*What the task asks*: What is needed is an exact repeat of the lines from the line containing "Read this page and output its text content." through the final line of the entries below, and nothing else.
--- start of Entries supplied ---
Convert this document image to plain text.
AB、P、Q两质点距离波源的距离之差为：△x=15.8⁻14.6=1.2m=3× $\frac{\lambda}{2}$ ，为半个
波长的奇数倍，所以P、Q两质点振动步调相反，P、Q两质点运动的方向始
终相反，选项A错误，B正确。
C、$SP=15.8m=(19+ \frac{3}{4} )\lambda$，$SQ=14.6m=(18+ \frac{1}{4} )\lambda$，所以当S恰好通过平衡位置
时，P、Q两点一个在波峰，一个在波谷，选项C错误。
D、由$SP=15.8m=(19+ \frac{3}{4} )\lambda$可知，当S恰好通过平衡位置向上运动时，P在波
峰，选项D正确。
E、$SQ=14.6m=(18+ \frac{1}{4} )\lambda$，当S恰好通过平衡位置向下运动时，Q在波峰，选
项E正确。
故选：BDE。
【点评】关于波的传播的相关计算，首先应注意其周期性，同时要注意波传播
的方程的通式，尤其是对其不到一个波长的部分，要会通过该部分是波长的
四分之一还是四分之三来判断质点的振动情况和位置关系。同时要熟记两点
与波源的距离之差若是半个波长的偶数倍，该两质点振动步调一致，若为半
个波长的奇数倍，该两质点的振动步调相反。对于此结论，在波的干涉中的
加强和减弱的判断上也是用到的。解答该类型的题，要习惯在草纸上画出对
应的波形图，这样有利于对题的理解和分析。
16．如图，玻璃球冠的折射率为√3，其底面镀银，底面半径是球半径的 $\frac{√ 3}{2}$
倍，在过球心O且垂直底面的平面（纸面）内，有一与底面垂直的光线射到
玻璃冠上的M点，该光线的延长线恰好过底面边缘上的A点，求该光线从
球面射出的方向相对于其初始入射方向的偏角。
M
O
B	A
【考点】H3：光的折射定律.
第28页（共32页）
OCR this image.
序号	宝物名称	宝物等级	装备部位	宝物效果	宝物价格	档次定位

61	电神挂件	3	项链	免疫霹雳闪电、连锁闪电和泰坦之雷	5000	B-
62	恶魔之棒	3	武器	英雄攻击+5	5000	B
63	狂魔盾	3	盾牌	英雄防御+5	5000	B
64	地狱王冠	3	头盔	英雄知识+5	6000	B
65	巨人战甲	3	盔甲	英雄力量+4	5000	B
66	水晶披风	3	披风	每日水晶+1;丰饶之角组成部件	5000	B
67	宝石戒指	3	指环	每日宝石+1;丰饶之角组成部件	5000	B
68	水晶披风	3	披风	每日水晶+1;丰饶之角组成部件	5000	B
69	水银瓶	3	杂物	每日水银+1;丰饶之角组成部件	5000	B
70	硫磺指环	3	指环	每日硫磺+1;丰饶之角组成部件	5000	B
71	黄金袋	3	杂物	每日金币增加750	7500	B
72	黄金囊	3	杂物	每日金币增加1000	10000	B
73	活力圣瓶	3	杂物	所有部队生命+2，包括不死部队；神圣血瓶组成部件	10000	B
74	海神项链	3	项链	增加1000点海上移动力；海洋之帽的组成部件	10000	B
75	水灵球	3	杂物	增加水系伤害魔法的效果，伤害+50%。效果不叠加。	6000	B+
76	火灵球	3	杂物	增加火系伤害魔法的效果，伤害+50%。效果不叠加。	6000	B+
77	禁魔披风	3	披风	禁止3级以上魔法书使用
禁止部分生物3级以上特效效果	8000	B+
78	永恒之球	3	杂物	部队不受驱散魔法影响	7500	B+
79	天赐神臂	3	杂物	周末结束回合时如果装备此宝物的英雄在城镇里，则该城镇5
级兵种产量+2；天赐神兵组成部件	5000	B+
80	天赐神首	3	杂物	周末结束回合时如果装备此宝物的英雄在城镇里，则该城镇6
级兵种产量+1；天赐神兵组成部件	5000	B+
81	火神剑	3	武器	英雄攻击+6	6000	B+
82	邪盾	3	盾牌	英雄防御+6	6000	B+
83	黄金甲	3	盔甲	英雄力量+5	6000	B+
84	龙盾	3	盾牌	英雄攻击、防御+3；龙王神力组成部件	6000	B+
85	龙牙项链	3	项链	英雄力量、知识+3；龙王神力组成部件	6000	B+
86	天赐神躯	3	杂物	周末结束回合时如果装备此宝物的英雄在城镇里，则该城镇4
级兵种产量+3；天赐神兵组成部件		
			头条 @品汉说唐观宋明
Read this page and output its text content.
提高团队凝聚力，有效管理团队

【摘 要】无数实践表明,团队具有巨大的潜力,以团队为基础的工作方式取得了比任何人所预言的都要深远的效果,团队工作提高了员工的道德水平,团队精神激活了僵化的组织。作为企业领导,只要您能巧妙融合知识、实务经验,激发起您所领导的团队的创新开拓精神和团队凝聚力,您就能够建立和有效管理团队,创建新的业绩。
--- end of Entries supplied ---
*Task solution*:
Read this page and output its text content.
提高团队凝聚力，有效管理团队

【摘 要】无数实践表明,团队具有巨大的潜力,以团队为基础的工作方式取得了比任何人所预言的都要深远的效果,团队工作提高了员工的道德水平,团队精神激活了僵化的组织。作为企业领导,只要您能巧妙融合知识、实务经验,激发起您所领导的团队的创新开拓精神和团队凝聚力,您就能够建立和有效管理团队,创建新的业绩。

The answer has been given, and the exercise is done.